### TASK GOAL
Check every line below for the word "Летне" and show those that hold it.

(Stored records)
******************************

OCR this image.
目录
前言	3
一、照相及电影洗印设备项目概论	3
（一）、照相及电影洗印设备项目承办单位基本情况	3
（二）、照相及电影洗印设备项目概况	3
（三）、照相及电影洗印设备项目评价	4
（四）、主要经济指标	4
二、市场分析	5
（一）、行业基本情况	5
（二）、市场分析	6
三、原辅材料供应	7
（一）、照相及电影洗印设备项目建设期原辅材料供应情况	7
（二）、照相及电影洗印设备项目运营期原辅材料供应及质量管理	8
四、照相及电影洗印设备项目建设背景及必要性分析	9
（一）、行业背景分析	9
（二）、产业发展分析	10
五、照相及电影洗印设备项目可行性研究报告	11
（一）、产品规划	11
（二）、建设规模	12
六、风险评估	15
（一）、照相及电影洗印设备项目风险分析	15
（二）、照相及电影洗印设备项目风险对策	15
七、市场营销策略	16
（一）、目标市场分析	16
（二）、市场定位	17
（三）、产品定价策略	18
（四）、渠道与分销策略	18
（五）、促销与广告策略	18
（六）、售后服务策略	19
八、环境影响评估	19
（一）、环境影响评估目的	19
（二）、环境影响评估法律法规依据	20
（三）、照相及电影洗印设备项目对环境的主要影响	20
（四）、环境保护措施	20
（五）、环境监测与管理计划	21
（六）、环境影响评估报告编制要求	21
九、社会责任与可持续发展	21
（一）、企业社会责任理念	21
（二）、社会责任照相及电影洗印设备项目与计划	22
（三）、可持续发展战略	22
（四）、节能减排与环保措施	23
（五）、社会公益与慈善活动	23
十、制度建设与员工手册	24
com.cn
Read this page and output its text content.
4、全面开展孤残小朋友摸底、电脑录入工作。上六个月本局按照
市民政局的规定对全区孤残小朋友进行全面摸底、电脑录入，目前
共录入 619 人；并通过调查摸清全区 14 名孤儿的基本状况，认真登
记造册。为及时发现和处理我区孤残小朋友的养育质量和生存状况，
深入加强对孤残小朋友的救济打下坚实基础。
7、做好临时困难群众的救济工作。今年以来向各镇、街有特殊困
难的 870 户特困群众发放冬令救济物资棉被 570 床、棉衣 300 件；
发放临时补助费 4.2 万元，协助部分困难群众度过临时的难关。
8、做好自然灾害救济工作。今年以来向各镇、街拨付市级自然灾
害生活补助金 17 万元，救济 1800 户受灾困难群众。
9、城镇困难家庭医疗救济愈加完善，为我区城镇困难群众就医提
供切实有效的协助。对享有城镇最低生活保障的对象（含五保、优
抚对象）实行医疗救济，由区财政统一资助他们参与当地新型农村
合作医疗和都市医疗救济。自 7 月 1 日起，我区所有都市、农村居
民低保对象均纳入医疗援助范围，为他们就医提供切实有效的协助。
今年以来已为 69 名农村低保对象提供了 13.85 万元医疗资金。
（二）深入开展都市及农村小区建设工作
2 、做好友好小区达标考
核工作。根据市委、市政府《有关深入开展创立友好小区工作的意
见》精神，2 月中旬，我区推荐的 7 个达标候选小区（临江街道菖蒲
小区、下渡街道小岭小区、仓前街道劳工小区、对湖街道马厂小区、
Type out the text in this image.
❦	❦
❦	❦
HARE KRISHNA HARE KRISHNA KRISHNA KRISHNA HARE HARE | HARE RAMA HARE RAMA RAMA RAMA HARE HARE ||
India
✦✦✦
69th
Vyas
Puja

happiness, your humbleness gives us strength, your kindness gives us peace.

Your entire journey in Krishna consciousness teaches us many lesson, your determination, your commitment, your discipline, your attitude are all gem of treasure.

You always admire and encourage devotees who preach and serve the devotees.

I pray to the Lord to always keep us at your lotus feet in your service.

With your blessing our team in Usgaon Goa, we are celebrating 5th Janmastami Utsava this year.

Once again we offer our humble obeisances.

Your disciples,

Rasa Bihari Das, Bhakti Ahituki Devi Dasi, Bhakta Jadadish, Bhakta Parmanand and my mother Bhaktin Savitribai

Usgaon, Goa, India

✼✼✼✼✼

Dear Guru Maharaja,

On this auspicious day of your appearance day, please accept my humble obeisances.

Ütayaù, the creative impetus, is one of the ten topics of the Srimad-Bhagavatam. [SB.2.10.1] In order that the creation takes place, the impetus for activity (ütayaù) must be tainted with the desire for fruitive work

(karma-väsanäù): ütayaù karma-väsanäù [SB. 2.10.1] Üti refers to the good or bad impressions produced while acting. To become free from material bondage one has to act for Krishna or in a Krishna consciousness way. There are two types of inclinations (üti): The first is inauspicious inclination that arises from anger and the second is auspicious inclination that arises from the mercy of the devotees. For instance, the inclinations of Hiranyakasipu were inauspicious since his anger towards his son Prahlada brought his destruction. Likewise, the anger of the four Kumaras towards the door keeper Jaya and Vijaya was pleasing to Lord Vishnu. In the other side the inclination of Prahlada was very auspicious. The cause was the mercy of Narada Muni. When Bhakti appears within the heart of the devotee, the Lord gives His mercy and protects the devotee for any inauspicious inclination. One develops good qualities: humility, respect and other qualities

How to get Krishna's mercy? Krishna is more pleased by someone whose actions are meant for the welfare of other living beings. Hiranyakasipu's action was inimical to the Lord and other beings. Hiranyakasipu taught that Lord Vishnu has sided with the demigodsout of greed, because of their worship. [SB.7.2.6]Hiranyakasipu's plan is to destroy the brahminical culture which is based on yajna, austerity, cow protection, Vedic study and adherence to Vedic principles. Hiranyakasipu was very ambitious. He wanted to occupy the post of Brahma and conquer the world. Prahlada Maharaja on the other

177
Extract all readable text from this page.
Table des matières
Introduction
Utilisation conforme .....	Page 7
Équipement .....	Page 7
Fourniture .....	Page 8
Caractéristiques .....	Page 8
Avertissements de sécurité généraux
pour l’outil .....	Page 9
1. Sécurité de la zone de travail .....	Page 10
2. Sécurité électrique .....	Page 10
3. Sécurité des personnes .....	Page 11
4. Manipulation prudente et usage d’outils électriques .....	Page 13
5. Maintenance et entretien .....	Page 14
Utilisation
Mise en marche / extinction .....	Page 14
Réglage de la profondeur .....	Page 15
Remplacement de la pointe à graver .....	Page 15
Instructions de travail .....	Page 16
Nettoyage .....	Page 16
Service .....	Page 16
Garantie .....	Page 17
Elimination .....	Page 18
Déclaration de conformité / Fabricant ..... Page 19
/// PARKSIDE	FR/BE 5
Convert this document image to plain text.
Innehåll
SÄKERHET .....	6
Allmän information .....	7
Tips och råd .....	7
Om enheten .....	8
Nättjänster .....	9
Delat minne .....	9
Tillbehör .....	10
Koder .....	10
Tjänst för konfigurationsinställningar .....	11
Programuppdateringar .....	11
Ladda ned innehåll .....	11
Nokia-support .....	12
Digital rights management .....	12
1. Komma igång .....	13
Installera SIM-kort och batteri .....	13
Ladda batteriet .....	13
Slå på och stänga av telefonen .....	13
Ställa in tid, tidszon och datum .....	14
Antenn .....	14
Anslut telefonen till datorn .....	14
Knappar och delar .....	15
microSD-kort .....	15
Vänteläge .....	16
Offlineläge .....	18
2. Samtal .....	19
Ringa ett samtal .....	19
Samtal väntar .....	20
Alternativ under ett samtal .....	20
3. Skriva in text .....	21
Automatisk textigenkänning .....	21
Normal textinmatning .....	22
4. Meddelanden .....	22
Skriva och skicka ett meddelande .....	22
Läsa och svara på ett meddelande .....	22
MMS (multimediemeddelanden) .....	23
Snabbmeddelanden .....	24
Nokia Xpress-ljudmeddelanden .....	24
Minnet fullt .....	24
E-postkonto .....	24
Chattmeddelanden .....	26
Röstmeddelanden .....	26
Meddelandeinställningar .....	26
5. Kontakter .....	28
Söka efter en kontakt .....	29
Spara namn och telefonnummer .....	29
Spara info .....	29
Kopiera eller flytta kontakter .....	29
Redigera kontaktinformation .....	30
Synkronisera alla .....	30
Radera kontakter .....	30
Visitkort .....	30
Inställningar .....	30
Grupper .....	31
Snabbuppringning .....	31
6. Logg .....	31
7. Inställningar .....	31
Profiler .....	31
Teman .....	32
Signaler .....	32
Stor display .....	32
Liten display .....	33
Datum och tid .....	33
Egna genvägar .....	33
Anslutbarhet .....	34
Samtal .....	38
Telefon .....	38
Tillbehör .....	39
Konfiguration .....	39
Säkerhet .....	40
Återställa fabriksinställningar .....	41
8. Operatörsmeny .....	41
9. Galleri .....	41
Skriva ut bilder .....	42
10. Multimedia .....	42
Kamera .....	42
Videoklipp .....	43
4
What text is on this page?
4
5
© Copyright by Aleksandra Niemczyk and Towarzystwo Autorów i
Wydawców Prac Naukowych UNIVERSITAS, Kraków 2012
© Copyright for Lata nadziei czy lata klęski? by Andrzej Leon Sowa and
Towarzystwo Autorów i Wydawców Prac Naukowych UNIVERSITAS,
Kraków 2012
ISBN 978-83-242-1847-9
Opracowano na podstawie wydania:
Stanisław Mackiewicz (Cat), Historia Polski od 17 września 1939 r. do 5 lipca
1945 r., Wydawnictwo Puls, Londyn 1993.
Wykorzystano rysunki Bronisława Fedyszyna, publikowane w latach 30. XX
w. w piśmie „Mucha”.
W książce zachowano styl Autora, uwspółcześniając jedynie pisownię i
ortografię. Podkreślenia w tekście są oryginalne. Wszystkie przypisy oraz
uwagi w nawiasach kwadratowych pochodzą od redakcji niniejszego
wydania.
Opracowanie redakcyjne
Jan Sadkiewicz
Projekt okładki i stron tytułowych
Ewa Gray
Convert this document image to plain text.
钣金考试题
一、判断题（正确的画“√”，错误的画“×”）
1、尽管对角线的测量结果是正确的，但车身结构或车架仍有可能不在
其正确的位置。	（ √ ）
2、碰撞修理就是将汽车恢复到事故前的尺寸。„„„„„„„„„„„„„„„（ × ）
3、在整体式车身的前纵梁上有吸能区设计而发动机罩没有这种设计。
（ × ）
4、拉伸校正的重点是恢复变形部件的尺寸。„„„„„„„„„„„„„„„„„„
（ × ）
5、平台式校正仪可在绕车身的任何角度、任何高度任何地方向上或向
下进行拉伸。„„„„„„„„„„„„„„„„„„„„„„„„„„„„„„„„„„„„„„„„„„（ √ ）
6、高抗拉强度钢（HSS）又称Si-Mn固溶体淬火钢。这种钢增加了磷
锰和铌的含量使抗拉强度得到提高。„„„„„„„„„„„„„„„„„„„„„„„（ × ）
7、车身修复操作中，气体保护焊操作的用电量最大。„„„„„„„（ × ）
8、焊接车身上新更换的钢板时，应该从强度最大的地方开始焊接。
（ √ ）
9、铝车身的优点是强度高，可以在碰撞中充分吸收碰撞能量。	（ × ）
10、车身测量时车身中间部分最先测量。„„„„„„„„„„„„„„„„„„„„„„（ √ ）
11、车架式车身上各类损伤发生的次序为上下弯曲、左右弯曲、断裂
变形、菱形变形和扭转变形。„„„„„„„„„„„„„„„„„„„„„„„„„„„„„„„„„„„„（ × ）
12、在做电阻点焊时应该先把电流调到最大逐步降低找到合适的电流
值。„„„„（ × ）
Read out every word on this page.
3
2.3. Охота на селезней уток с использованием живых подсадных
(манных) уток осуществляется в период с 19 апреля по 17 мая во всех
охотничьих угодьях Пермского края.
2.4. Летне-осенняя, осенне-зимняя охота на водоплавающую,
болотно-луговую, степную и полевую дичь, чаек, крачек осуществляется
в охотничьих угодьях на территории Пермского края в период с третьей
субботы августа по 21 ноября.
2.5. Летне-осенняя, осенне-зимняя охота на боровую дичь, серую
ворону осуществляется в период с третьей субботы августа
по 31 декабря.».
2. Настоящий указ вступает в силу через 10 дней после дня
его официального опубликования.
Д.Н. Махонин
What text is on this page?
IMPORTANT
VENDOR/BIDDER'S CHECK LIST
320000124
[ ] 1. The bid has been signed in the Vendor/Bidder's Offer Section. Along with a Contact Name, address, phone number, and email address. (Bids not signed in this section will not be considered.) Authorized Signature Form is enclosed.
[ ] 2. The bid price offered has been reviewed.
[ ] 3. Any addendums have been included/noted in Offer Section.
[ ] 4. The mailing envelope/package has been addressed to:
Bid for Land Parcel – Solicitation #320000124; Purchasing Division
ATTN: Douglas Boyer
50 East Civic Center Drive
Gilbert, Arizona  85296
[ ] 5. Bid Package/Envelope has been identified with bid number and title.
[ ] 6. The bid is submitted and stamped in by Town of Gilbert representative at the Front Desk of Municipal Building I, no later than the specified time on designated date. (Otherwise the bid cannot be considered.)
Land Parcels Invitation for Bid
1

******************************

### OUTPUT FOR THIS EXERCISE
2.4. Летне-осенняя, осенне-зимняя охота на водоплавающую,
2.5. Летне-осенняя, осенне-зимняя охота на боровую дичь, серую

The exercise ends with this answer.